PROBLEM REQUIREMENTS: Figure out how many lines of the material below contain the word "Brown". Answer with the number only.

=== SOURCE DATA ===

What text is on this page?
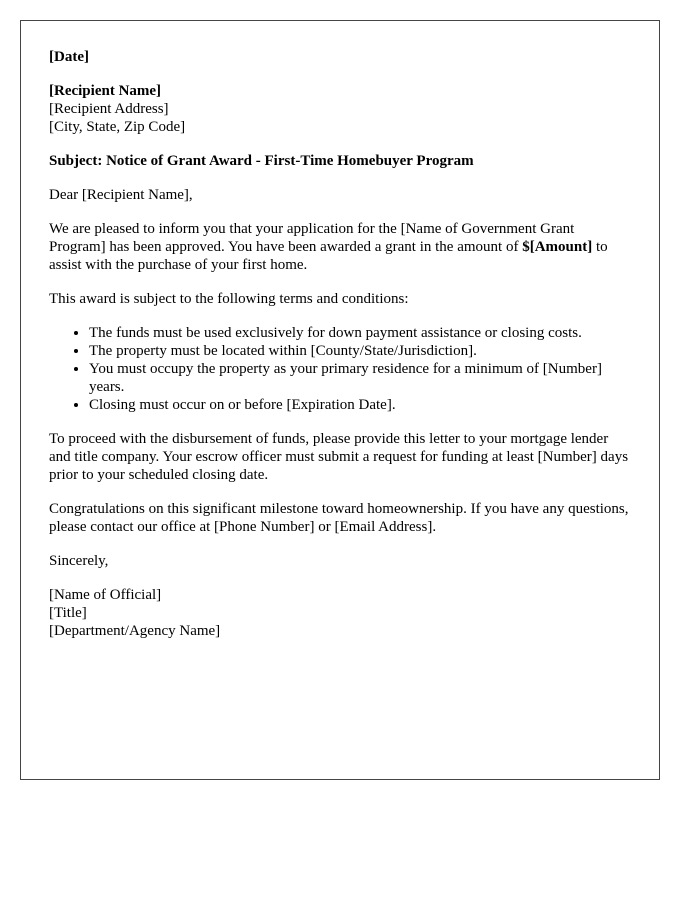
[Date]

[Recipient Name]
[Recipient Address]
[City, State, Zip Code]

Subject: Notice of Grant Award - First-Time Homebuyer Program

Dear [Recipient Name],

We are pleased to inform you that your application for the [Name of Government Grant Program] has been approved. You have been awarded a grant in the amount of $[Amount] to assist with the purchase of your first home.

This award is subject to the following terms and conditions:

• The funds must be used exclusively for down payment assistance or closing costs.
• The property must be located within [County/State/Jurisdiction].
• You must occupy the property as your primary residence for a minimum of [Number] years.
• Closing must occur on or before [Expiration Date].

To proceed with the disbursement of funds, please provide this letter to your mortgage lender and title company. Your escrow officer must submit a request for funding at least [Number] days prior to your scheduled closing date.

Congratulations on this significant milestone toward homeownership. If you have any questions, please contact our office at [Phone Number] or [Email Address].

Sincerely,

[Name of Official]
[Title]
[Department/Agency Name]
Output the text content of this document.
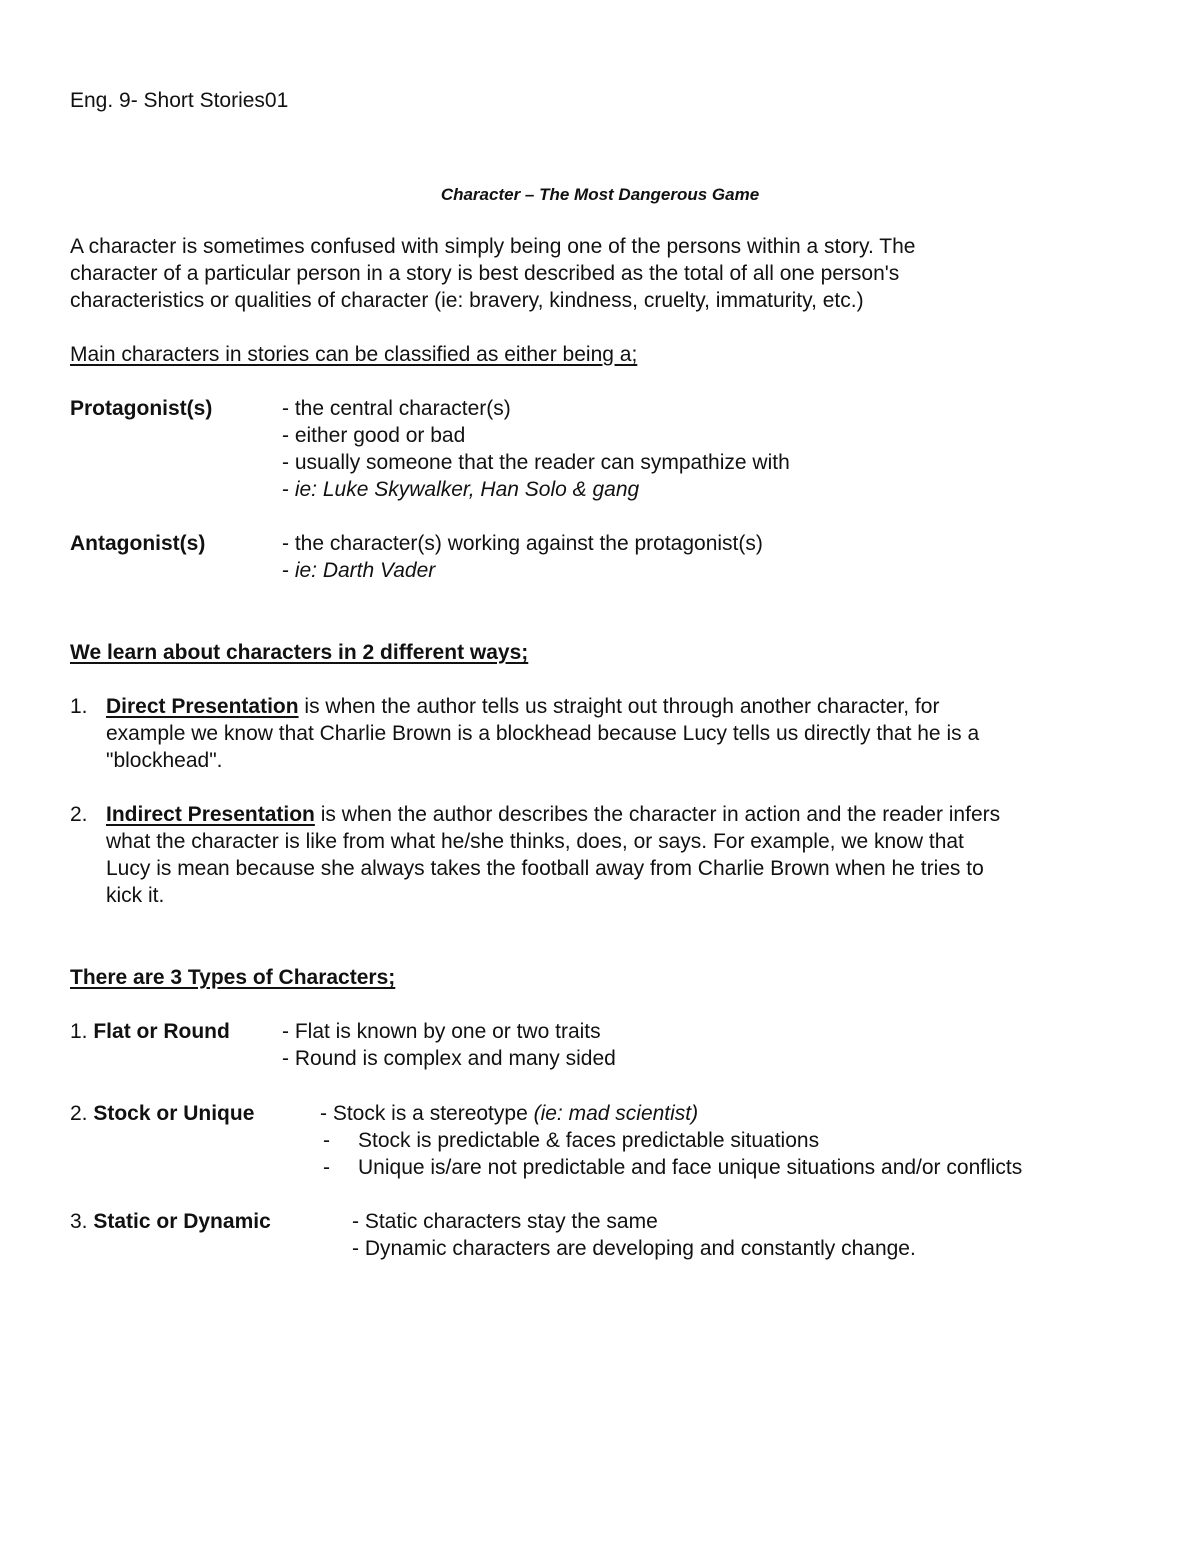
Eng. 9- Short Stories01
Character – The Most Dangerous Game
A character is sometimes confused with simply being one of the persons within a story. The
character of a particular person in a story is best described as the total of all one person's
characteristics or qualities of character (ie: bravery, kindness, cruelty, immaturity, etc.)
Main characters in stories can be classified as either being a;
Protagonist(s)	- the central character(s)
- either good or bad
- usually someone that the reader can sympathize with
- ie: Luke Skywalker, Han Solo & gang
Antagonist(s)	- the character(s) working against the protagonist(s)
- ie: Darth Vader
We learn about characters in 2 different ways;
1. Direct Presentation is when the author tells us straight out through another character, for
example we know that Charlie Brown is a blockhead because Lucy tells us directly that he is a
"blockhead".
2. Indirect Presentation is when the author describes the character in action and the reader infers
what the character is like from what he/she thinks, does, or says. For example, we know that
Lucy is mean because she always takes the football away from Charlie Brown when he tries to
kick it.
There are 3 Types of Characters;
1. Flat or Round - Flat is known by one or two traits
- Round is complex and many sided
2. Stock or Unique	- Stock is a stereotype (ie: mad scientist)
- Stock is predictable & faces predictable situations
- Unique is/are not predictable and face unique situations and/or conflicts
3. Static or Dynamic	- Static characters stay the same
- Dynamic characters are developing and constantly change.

===

SOLUTION: 2